__What the exercise asks__: Please return all lines of the data below containing the string "Univariate".

__Records for the task__:
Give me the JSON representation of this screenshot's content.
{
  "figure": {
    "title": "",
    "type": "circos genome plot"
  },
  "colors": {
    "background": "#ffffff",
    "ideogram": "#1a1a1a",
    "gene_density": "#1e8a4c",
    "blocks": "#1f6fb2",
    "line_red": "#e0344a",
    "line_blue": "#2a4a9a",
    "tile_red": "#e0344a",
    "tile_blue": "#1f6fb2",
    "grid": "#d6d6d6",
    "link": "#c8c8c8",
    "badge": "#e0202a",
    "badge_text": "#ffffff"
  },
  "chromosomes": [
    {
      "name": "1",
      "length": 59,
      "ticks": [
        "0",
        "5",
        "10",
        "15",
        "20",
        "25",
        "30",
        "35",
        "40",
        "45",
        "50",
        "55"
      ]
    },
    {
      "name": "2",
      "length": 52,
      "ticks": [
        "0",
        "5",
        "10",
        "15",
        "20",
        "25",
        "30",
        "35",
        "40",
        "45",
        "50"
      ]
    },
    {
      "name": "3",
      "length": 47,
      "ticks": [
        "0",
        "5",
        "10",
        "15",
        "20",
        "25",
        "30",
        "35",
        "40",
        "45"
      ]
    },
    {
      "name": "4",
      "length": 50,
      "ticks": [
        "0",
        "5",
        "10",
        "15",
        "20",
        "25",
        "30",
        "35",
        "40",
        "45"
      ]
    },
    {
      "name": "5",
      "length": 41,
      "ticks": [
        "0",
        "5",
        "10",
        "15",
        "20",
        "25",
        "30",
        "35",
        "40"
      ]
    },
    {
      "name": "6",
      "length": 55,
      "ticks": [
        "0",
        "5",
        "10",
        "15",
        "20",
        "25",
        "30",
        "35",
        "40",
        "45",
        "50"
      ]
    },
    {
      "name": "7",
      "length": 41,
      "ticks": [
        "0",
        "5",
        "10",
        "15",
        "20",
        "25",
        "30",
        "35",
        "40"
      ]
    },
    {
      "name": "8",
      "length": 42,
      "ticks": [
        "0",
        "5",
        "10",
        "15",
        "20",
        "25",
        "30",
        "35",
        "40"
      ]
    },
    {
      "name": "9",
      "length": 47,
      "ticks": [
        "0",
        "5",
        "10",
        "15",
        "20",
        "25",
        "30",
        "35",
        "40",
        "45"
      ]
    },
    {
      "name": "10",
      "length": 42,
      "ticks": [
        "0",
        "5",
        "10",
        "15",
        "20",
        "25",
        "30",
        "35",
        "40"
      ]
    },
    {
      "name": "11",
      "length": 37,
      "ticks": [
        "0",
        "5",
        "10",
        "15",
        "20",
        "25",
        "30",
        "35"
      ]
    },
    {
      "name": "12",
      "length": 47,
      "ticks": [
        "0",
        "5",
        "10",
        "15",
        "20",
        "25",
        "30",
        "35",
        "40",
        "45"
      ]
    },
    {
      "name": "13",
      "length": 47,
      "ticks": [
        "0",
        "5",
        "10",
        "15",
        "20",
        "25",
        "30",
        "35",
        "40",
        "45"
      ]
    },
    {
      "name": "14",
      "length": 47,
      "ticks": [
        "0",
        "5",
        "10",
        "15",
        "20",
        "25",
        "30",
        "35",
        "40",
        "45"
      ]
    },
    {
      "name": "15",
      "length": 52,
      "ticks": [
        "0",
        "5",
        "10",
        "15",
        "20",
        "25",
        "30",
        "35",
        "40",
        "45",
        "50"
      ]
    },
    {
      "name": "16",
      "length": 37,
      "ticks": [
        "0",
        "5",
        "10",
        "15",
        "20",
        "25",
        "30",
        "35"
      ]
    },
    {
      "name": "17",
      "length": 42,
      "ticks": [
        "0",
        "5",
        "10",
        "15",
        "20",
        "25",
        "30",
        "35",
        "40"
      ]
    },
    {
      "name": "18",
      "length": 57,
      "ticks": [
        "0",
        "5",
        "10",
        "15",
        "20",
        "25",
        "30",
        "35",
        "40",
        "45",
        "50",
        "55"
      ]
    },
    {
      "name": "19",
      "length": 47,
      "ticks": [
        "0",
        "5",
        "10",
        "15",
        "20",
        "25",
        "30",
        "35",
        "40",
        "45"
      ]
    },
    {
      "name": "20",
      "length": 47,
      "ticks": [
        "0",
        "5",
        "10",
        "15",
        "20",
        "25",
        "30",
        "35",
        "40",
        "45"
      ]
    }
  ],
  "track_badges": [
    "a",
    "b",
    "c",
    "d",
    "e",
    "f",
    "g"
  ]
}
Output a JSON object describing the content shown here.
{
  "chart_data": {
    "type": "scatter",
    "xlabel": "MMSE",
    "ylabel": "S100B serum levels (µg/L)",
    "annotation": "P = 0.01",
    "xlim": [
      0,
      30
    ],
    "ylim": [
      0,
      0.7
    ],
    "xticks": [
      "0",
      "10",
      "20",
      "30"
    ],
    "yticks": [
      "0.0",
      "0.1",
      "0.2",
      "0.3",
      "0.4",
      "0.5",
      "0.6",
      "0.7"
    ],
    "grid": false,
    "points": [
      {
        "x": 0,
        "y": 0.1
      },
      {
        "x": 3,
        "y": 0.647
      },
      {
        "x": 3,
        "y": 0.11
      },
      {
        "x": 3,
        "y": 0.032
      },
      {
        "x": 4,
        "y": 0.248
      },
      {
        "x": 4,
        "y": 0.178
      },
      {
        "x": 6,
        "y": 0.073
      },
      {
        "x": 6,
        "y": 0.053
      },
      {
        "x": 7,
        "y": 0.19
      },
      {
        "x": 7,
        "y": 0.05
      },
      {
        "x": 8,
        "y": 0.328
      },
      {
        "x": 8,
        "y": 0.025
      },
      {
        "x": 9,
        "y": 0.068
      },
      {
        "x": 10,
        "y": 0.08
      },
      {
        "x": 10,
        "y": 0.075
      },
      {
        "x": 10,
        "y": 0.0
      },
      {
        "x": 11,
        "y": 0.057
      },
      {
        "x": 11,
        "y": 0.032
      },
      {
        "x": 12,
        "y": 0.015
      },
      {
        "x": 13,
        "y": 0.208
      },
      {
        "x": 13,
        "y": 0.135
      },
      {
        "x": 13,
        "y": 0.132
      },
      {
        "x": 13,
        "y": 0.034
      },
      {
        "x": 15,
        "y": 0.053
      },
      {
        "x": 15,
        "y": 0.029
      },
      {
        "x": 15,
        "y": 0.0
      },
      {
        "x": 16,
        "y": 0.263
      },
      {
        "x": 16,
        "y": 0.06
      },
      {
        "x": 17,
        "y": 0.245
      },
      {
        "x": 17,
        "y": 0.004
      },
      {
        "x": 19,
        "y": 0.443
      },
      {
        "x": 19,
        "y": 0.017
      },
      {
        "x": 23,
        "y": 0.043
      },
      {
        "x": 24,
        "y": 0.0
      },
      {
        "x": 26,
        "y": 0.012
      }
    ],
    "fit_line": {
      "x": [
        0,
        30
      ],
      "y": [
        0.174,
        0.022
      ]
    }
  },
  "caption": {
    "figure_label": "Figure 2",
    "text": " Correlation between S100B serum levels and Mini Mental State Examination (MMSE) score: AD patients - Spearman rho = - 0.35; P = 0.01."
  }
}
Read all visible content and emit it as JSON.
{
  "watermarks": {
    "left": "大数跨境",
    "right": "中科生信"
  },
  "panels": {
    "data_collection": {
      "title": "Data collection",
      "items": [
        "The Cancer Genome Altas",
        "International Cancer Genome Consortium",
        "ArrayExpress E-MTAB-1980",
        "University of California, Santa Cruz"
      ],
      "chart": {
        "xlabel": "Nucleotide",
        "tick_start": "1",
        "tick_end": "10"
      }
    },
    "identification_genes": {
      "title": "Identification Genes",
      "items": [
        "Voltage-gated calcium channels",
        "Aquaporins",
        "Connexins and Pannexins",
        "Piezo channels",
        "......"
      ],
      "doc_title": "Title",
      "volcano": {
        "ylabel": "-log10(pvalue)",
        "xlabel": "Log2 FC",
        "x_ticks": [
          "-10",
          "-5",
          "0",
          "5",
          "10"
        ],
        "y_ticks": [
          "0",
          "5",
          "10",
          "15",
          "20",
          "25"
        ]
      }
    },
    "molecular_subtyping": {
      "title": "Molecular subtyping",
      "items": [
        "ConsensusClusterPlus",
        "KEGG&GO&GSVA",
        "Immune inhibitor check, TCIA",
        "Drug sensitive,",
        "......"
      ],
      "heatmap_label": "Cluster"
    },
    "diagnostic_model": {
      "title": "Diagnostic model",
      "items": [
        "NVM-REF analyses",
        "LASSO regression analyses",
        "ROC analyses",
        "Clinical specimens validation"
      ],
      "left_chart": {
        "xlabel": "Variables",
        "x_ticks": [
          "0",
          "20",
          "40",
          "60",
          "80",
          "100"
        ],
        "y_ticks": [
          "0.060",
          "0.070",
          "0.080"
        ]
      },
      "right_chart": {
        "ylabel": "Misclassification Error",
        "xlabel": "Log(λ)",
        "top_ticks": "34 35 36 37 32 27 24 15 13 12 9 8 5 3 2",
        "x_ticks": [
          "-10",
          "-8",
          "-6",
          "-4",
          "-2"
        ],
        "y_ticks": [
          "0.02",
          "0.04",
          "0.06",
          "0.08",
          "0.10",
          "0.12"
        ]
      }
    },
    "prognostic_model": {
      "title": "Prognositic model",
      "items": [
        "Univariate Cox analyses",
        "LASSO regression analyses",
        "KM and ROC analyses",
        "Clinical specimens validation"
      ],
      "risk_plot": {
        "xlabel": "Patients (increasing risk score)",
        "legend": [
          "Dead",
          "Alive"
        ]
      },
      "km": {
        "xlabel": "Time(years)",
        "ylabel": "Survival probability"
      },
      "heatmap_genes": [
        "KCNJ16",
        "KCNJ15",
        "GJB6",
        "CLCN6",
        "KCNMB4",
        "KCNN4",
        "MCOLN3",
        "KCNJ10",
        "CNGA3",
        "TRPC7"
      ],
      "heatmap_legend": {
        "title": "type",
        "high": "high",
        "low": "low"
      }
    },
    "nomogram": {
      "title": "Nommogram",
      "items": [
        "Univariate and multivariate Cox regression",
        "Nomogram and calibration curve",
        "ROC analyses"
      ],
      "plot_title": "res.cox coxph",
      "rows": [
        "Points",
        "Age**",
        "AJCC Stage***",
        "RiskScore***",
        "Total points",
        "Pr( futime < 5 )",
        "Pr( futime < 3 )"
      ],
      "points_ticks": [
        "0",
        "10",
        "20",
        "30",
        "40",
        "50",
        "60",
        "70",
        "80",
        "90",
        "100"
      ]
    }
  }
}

__Result__:
        "Univariate Cox analyses",
        "Univariate and multivariate Cox regression",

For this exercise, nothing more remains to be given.